Task brief
In the listing below, replace every instance of "check-report-link" with "host-report-link" and leave everything else unchanged.

________________________________________

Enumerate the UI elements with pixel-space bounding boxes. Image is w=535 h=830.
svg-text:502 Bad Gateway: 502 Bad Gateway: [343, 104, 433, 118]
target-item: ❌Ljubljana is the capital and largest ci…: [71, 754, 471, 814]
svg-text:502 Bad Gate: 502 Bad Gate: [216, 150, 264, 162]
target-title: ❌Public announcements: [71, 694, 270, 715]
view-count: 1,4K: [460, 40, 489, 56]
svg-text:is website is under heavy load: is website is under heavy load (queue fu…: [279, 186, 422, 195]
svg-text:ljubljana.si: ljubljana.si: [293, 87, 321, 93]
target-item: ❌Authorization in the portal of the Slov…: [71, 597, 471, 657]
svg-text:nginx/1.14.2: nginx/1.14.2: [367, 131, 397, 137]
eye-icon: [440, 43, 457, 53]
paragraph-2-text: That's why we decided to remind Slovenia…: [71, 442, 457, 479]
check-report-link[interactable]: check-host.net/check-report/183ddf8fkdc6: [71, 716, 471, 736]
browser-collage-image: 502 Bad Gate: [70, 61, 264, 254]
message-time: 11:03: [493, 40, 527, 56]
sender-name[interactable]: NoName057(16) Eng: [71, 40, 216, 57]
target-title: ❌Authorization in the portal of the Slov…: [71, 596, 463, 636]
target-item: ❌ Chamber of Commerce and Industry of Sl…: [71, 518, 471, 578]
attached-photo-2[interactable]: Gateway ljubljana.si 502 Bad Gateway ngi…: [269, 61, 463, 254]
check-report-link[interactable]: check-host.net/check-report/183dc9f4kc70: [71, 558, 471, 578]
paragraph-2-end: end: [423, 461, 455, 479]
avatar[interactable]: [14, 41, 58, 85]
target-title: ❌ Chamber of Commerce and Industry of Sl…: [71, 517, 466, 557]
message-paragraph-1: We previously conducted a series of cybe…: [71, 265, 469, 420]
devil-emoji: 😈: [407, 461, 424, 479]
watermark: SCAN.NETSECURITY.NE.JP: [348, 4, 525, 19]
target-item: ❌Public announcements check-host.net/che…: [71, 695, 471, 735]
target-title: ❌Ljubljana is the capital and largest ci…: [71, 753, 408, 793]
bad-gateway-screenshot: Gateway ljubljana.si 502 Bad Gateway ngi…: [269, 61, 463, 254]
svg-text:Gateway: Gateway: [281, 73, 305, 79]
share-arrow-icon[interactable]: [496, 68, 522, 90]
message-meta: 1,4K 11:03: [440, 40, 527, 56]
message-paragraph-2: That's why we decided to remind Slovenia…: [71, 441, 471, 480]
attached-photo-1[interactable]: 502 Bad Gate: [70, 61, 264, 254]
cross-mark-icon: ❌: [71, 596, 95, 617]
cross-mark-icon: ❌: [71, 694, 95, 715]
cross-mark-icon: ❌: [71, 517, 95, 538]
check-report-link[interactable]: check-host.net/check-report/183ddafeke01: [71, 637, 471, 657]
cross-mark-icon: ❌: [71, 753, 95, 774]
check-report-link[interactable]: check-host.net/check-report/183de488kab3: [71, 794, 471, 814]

________________________________________

Solution
Enumerate the UI elements with pixel-space bounding boxes. Image is w=535 h=830.
svg-text:502 Bad Gateway: 502 Bad Gateway: [343, 104, 433, 118]
target-item: ❌Ljubljana is the capital and largest ci…: [71, 754, 471, 814]
svg-text:502 Bad Gate: 502 Bad Gate: [216, 150, 264, 162]
target-title: ❌Public announcements: [71, 694, 270, 715]
view-count: 1,4K: [460, 40, 489, 56]
svg-text:is website is under heavy load: is website is under heavy load (queue fu…: [279, 186, 422, 195]
svg-text:ljubljana.si: ljubljana.si: [293, 87, 321, 93]
target-item: ❌Authorization in the portal of the Slov…: [71, 597, 471, 657]
svg-text:nginx/1.14.2: nginx/1.14.2: [367, 131, 397, 137]
eye-icon: [440, 43, 457, 53]
paragraph-2-text: That's why we decided to remind Slovenia…: [71, 442, 457, 479]
host-report-link[interactable]: check-host.net/check-report/183ddf8fkdc6: [71, 716, 471, 736]
browser-collage-image: 502 Bad Gate: [70, 61, 264, 254]
message-time: 11:03: [493, 40, 527, 56]
sender-name[interactable]: NoName057(16) Eng: [71, 40, 216, 57]
target-title: ❌Authorization in the portal of the Slov…: [71, 596, 463, 636]
target-item: ❌ Chamber of Commerce and Industry of Sl…: [71, 518, 471, 578]
attached-photo-2[interactable]: Gateway ljubljana.si 502 Bad Gateway ngi…: [269, 61, 463, 254]
host-report-link[interactable]: check-host.net/check-report/183dc9f4kc70: [71, 558, 471, 578]
paragraph-2-end: end: [423, 461, 455, 479]
avatar[interactable]: [14, 41, 58, 85]
target-title: ❌ Chamber of Commerce and Industry of Sl…: [71, 517, 466, 557]
message-paragraph-1: We previously conducted a series of cybe…: [71, 265, 469, 420]
devil-emoji: 😈: [407, 461, 424, 479]
watermark: SCAN.NETSECURITY.NE.JP: [348, 4, 525, 19]
target-item: ❌Public announcements check-host.net/che…: [71, 695, 471, 735]
target-title: ❌Ljubljana is the capital and largest ci…: [71, 753, 408, 793]
bad-gateway-screenshot: Gateway ljubljana.si 502 Bad Gateway ngi…: [269, 61, 463, 254]
svg-text:Gateway: Gateway: [281, 73, 305, 79]
share-arrow-icon[interactable]: [496, 68, 522, 90]
message-meta: 1,4K 11:03: [440, 40, 527, 56]
message-paragraph-2: That's why we decided to remind Slovenia…: [71, 441, 471, 480]
attached-photo-1[interactable]: 502 Bad Gate: [70, 61, 264, 254]
cross-mark-icon: ❌: [71, 596, 95, 617]
cross-mark-icon: ❌: [71, 694, 95, 715]
cross-mark-icon: ❌: [71, 517, 95, 538]
host-report-link[interactable]: check-host.net/check-report/183ddafeke01: [71, 637, 471, 657]
cross-mark-icon: ❌: [71, 753, 95, 774]
host-report-link[interactable]: check-host.net/check-report/183de488kab3: [71, 794, 471, 814]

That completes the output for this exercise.